##### DATA TO PROCESS #####

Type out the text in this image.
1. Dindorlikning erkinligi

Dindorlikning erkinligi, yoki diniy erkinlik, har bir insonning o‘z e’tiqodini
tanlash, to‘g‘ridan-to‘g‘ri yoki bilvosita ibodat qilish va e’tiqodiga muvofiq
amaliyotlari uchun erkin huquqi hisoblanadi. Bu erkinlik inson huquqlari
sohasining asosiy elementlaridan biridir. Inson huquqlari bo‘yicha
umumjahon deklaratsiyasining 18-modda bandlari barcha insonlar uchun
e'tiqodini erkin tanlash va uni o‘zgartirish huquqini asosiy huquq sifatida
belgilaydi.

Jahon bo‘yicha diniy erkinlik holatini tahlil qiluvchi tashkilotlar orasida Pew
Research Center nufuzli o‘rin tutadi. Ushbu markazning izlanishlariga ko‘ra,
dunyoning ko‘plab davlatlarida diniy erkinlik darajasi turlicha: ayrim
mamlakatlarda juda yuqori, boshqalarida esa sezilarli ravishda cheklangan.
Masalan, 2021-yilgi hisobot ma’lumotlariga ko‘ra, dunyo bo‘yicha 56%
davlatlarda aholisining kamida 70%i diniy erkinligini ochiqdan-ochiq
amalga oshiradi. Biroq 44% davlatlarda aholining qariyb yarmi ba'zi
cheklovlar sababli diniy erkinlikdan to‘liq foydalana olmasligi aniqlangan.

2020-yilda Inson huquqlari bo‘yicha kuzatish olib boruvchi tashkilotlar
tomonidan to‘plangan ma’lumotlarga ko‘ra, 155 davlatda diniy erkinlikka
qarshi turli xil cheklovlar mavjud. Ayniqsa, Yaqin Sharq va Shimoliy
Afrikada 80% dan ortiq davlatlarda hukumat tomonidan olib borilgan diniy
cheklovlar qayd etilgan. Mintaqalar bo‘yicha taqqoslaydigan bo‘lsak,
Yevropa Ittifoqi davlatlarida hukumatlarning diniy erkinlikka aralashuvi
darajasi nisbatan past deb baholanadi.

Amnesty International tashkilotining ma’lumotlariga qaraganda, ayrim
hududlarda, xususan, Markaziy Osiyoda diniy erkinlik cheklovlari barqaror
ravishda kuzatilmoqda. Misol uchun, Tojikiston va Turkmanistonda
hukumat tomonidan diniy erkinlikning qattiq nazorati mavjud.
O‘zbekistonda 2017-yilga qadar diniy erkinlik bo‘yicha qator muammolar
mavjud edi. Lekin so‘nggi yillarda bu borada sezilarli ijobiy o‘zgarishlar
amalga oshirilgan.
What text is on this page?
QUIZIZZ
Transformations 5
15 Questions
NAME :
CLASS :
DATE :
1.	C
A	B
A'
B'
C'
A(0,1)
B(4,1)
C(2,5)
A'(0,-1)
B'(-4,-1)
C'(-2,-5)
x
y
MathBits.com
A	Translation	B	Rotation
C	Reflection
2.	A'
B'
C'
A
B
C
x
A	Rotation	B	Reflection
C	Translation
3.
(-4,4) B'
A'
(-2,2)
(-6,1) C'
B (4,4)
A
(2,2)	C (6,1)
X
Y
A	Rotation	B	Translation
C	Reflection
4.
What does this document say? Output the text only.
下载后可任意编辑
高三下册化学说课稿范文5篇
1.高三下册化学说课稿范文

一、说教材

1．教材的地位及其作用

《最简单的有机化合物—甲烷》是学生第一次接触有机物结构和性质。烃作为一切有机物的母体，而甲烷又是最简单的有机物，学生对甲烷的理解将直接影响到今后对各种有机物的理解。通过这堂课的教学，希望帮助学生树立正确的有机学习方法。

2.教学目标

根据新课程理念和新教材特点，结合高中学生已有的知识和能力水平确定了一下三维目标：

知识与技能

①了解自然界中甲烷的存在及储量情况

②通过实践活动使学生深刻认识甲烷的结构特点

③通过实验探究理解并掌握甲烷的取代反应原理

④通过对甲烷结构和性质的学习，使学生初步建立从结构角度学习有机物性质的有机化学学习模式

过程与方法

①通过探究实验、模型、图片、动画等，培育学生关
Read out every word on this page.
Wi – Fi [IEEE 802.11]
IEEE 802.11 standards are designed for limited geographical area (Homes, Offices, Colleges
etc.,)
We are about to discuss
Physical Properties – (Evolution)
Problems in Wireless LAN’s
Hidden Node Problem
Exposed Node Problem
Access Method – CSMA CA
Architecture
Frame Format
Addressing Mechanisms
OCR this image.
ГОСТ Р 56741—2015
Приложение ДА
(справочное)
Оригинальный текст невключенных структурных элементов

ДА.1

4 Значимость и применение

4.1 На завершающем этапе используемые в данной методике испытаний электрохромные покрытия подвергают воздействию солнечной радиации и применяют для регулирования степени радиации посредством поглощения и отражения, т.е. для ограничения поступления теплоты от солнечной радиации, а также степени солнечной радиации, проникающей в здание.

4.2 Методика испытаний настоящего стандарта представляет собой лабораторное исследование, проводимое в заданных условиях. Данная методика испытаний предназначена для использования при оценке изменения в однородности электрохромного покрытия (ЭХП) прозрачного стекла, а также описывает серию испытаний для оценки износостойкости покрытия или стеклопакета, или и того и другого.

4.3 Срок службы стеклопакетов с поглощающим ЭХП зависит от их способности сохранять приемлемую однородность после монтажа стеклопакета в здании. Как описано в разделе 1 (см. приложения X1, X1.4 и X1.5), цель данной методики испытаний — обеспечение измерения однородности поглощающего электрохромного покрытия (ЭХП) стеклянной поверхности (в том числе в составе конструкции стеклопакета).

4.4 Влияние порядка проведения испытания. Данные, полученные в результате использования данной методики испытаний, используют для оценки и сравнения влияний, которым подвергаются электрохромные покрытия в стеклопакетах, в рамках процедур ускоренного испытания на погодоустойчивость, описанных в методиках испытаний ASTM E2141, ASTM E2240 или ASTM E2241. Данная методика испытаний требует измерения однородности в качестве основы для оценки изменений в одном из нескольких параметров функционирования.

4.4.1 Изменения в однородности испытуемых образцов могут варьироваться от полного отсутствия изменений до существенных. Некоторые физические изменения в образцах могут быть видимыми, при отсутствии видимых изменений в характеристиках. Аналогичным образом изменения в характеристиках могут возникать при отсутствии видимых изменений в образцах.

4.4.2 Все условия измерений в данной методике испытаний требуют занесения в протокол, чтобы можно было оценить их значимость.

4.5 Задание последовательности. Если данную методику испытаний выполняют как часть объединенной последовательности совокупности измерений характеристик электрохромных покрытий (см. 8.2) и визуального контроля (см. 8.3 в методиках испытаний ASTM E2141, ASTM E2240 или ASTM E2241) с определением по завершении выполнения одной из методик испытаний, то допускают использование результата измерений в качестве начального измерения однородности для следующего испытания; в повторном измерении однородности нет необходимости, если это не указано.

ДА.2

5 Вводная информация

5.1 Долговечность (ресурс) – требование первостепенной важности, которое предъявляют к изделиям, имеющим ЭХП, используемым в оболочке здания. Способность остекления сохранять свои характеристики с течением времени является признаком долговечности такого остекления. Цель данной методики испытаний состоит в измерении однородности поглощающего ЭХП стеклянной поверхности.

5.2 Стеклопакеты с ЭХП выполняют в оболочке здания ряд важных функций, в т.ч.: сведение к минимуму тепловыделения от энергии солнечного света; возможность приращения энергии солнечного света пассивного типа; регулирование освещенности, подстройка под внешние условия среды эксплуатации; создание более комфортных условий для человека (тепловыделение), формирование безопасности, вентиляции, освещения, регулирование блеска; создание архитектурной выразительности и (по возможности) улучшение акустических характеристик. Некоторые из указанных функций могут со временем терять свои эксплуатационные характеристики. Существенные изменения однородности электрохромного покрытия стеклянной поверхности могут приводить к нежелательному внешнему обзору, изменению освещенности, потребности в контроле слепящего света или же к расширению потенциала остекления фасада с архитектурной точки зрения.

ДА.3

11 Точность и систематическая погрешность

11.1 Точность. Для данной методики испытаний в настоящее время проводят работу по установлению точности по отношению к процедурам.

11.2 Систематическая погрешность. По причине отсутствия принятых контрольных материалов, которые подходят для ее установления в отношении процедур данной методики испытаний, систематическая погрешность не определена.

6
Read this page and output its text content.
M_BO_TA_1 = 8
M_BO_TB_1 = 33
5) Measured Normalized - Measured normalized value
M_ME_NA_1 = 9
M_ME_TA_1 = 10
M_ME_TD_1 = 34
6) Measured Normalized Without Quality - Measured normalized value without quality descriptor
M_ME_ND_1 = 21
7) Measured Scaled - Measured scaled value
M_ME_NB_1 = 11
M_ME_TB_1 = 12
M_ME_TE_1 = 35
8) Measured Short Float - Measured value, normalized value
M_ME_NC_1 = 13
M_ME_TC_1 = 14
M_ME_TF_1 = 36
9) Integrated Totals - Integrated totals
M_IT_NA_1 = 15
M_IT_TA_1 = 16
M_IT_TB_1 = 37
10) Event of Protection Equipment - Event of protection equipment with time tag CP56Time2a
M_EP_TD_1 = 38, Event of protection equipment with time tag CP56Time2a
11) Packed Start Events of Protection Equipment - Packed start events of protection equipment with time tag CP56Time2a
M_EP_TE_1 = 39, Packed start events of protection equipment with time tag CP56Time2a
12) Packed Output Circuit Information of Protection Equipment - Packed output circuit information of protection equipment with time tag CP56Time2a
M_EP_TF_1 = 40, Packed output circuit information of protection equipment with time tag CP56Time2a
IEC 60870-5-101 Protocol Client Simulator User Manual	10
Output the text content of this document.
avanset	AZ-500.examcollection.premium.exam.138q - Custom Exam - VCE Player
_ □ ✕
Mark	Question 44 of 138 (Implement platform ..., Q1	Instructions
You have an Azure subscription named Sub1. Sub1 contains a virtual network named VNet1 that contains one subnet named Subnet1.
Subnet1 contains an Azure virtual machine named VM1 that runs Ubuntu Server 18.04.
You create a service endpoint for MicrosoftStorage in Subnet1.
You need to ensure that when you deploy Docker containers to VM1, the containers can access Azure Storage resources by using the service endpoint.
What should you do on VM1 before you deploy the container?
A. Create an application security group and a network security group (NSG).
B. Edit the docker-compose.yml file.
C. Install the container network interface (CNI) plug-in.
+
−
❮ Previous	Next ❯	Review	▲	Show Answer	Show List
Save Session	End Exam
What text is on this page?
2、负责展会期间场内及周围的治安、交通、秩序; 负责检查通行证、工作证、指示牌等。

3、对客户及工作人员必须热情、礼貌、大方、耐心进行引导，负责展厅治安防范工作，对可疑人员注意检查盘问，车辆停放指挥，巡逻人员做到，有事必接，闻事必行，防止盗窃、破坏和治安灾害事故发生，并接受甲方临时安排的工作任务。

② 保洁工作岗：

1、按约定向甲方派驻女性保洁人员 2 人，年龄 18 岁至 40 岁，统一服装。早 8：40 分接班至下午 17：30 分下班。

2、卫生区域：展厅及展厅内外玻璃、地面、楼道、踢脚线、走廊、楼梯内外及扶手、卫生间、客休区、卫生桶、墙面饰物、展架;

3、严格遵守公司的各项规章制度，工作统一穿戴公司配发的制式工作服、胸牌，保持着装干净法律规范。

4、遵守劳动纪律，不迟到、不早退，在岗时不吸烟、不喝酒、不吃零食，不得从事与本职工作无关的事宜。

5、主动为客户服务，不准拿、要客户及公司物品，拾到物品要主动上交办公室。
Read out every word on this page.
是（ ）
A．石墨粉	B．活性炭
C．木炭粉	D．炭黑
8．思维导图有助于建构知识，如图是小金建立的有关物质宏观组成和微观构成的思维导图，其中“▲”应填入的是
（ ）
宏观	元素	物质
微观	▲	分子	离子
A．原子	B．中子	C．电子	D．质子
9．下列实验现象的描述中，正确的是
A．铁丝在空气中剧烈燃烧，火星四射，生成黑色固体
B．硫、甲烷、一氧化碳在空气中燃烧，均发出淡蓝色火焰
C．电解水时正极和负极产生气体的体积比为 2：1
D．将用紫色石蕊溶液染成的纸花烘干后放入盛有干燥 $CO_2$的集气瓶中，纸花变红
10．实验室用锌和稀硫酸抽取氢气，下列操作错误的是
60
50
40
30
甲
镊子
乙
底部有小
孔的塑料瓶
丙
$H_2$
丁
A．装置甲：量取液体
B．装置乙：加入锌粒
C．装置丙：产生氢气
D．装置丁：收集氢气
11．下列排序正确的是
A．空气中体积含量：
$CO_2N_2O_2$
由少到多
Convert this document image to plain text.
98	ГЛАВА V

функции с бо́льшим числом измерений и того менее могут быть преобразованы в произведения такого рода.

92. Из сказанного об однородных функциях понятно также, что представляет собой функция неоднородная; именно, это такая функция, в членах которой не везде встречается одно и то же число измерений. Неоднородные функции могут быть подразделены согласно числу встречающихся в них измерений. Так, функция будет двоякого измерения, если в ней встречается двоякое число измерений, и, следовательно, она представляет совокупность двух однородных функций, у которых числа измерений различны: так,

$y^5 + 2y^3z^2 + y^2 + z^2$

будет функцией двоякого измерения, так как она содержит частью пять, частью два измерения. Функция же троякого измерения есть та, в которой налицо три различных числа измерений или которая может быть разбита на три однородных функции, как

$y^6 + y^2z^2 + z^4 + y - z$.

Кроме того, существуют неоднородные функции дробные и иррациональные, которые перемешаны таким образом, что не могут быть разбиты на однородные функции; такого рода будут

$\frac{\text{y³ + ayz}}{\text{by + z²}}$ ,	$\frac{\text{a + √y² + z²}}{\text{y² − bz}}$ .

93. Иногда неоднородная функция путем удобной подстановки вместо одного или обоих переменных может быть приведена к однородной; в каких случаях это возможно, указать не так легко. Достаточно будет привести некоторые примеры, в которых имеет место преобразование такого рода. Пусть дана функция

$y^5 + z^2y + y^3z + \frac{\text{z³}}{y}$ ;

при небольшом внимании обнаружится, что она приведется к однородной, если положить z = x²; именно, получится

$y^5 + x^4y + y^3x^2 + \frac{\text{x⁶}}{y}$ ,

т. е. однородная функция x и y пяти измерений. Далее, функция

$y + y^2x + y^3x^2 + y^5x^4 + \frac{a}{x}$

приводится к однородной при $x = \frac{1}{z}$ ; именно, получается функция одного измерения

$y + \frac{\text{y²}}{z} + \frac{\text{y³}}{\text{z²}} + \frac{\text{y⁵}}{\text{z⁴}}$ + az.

#####

• STATED PROBLEM
Lines of the material that contain the word "huquqlari" are to be gathered.

• WRITTEN RESPONSE
amaliyotlari uchun erkin huquqi hisoblanadi. Bu erkinlik inson huquqlari
sohasining asosiy elementlaridan biridir. Inson huquqlari bo‘yicha
2020-yilda Inson huquqlari bo‘yicha kuzatish olib boruvchi tashkilotlar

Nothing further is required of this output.